§ **TEKST ŹRÓDŁOWY**
━━━━━━━━━━━━━━━━━━━━━━━━━━━━━━

Mój Spirytyzm...

Nasze opowieści, o tym jak Spirytyzm zmienił nasze spojrzenie na życie...

Mój Spirytyzm...

Postautor: konrad » 17 lip 2008, 20:40

Cóż, czas rozpocząć i to forum. Wypada więc, żeby pierwszy post założył sam administrator i się nieco wszystkim przedstawił.
Pierwszy kontakt ze Spirytyzmem miałem już 5 lat temu... Zaczyna się tak, jakbym miał za chwilę opowiedzieć o tajnikach seansów spirytystycznych, czy rozpoczynać jakąś tajemniczą opowieść. Tak jednak nie będzie.

━━━━━━━━━━━━━━━━━━━━━━━━━━━━━━

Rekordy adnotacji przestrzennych

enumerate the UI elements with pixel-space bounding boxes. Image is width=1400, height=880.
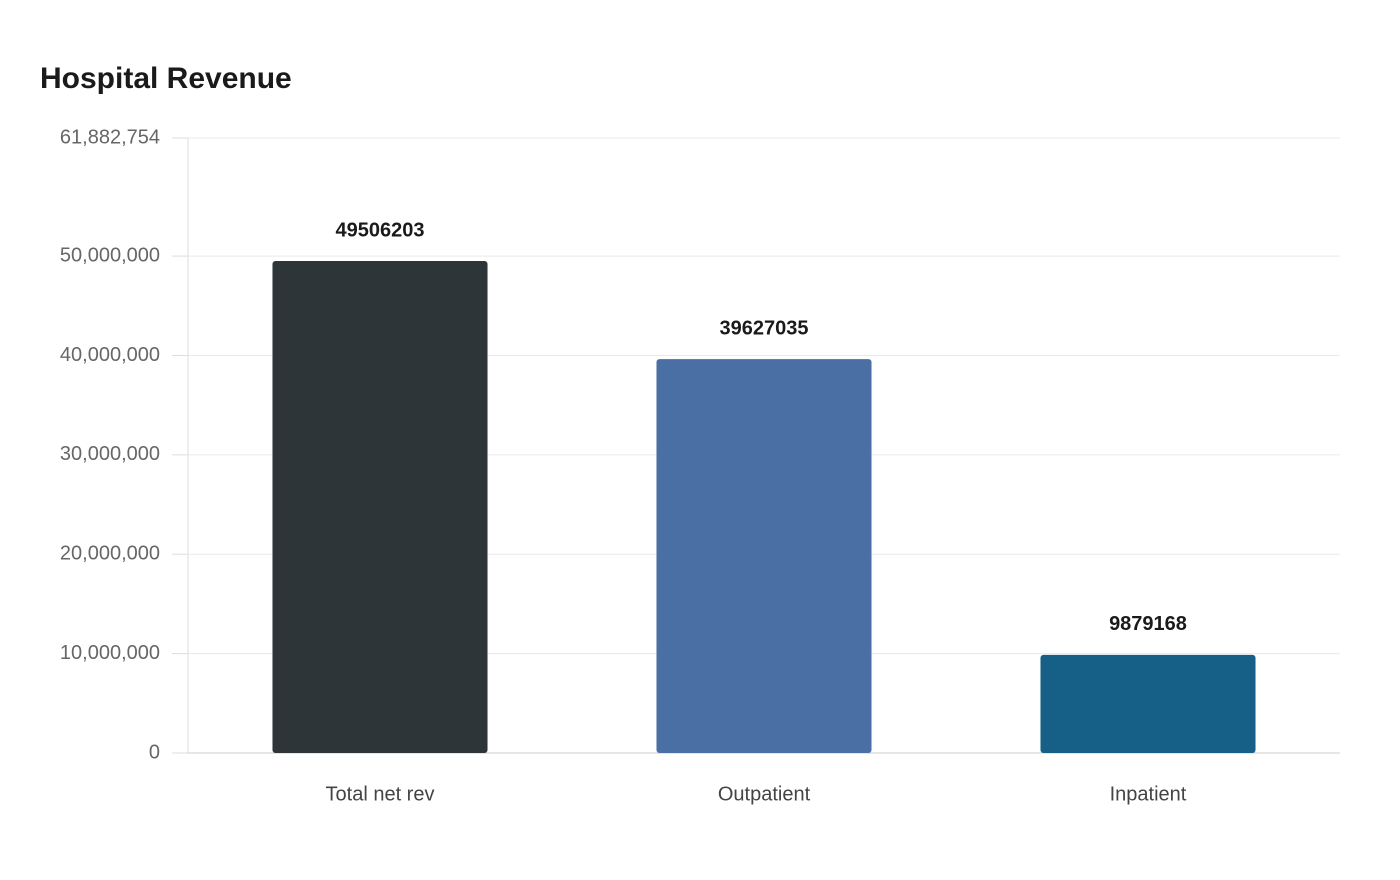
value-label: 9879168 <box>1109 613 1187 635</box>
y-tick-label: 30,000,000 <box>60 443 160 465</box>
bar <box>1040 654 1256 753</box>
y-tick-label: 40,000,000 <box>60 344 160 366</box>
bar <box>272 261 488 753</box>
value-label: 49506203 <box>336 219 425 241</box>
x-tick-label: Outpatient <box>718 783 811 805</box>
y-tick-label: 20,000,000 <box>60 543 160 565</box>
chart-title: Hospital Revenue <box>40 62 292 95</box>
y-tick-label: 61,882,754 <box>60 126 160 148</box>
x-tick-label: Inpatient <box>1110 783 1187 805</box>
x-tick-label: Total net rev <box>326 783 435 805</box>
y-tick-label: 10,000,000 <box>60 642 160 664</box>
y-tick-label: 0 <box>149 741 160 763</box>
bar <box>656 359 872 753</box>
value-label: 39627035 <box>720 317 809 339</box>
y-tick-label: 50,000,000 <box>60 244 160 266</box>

━━━━━━━━━━━━━━━━━━━━━━━━━━━━━━

§ **TREŚĆ ZADAŃ**
a. Podaj ponownie wszystkie rekordy, zamieniając „value-label” na „data-label” i nie zmieniając niczego innego. Obrazy pomiń.
b. Dopisz dalszy ciąg wpisu o spirytyzmie od miejsca, w którym się kończy.
Wpis o spirytyzmie i rekordy nie mają ze sobą nic wspólnego.

§ **WYNIKI ZADAŃ**
a.
enumerate the UI elements with pixel-space bounding boxes. Image is width=1400, height=880.
data-label: 9879168 <box>1109 613 1187 635</box>
y-tick-label: 30,000,000 <box>60 443 160 465</box>
bar <box>1040 654 1256 753</box>
y-tick-label: 40,000,000 <box>60 344 160 366</box>
bar <box>272 261 488 753</box>
data-label: 49506203 <box>336 219 425 241</box>
x-tick-label: Outpatient <box>718 783 811 805</box>
y-tick-label: 20,000,000 <box>60 543 160 565</box>
chart-title: Hospital Revenue <box>40 62 292 95</box>
y-tick-label: 61,882,754 <box>60 126 160 148</box>
x-tick-label: Inpatient <box>1110 783 1187 805</box>
x-tick-label: Total net rev <box>326 783 435 805</box>
y-tick-label: 10,000,000 <box>60 642 160 664</box>
y-tick-label: 0 <box>149 741 160 763</box>
bar <box>656 359 872 753</box>
data-label: 39627035 <box>720 317 809 339</box>
y-tick-label: 50,000,000 <box>60 244 160 266</box>

b.
Zawsze interesowały mnie tematy filozoficzne, religijne, jednakże w żadnym miejscu nie potrafiłem znaleźć odpowiedzi na moje pytania. Pewnego dnia w domu mojej żony Brazylijki natrafiłem na książkę Allana Kardeca "Księga Duchów". Trochę z nudów zacząłem ją czytać i pochłonąłem w ciągu jednego dnia. Odpowiedzi udzielane przez Duchy Wyższe i spisane w tym dziele przez Kardeca wydały mi się bardzo logiczne i zaczęły powoli porządkować w mojej głowie spojrzenie na świat. Sam tytuł był nieco przerażający... Duchy przecież kojarzą się z czymś strasznym i złym. Tymczasem natrafiłem na przepiękny przekaz miłości i braterstwa, na słowa pokrzepienia, które kilka lat później pomogły mi o wiele łatwiej przejść przez trudne chwile, które spotykają każdego z nas, czyli śmierć bliskich.
Po lekturze "Księgi Duchów" nie stałem się jednak z dnia na dzień zagorzałym Spirytystą. Książka zasiała ziarno, które miało zacząć kiełkować dopiero za pewien czas. Co ciekawe dziś czuję się tak, jakbym o wszystkim, co przeczytałem w dziele Kardeca, wiedział dużo wcześniej. Sama "Księga Duchów" była trochę niczym klucz, który otworzył mi zapomniane drzwi gdzieś w moim umyśle.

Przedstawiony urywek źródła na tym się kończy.